— START —
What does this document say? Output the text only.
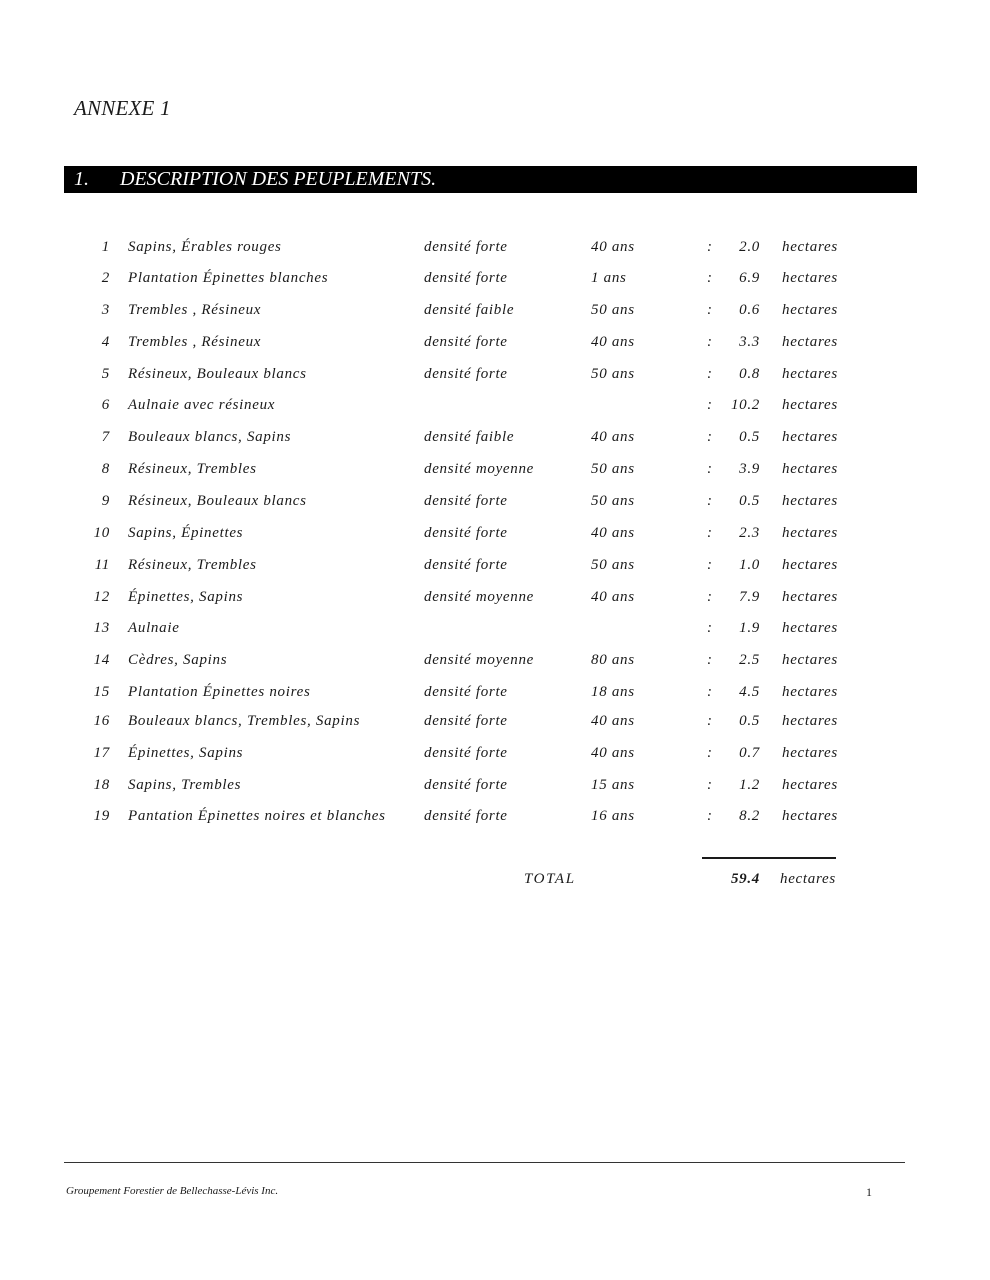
ANNEXE 1
1. DESCRIPTION DES PEUPLEMENTS.
1 Sapins, Érables rouges	densité forte	40 ans	:	2.0 hectares
2 Plantation Épinettes blanches	densité forte	1 ans	:	6.9 hectares
3 Trembles , Résineux	densité faible	50 ans	:	0.6 hectares
4 Trembles , Résineux	densité forte	40 ans	:	3.3 hectares
5 Résineux, Bouleaux blancs	densité forte	50 ans	:	0.8 hectares
6 Aulnaie avec résineux	:	10.2 hectares
7 Bouleaux blancs, Sapins	densité faible	40 ans	:	0.5 hectares
8 Résineux, Trembles	densité moyenne	50 ans	:	3.9 hectares
9 Résineux, Bouleaux blancs	densité forte	50 ans	:	0.5 hectares
10 Sapins, Épinettes	densité forte	40 ans	:	2.3 hectares
11 Résineux, Trembles	densité forte	50 ans	:	1.0 hectares
12 Épinettes, Sapins	densité moyenne	40 ans	:	7.9 hectares
13 Aulnaie	:	1.9 hectares
14 Cèdres, Sapins	densité moyenne	80 ans	:	2.5 hectares
15 Plantation Épinettes noires	densité forte	18 ans	:	4.5 hectares
16 Bouleaux blancs, Trembles, Sapins	densité forte	40 ans	:	0.5 hectares
17 Épinettes, Sapins	densité forte	40 ans	:	0.7 hectares
18 Sapins, Trembles	densité forte	15 ans	:	1.2 hectares
19 Pantation Épinettes noires et blanches	densité forte	16 ans	:	8.2 hectares
TOTAL	59.4 hectares
Groupement Forestier de Bellechasse-Lévis Inc.	1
— END —
# GIVEN TASK
Reproduce each line exactly, please, except for any pictures.

# EXERCISE OUTPUT
What does this document say? Output the text only.
ANNEXE 1
1. DESCRIPTION DES PEUPLEMENTS.
1 Sapins, Érables rouges	densité forte	40 ans	:	2.0 hectares
2 Plantation Épinettes blanches	densité forte	1 ans	:	6.9 hectares
3 Trembles , Résineux	densité faible	50 ans	:	0.6 hectares
4 Trembles , Résineux	densité forte	40 ans	:	3.3 hectares
5 Résineux, Bouleaux blancs	densité forte	50 ans	:	0.8 hectares
6 Aulnaie avec résineux	:	10.2 hectares
7 Bouleaux blancs, Sapins	densité faible	40 ans	:	0.5 hectares
8 Résineux, Trembles	densité moyenne	50 ans	:	3.9 hectares
9 Résineux, Bouleaux blancs	densité forte	50 ans	:	0.5 hectares
10 Sapins, Épinettes	densité forte	40 ans	:	2.3 hectares
11 Résineux, Trembles	densité forte	50 ans	:	1.0 hectares
12 Épinettes, Sapins	densité moyenne	40 ans	:	7.9 hectares
13 Aulnaie	:	1.9 hectares
14 Cèdres, Sapins	densité moyenne	80 ans	:	2.5 hectares
15 Plantation Épinettes noires	densité forte	18 ans	:	4.5 hectares
16 Bouleaux blancs, Trembles, Sapins	densité forte	40 ans	:	0.5 hectares
17 Épinettes, Sapins	densité forte	40 ans	:	0.7 hectares
18 Sapins, Trembles	densité forte	15 ans	:	1.2 hectares
19 Pantation Épinettes noires et blanches	densité forte	16 ans	:	8.2 hectares
TOTAL	59.4 hectares
Groupement Forestier de Bellechasse-Lévis Inc.	1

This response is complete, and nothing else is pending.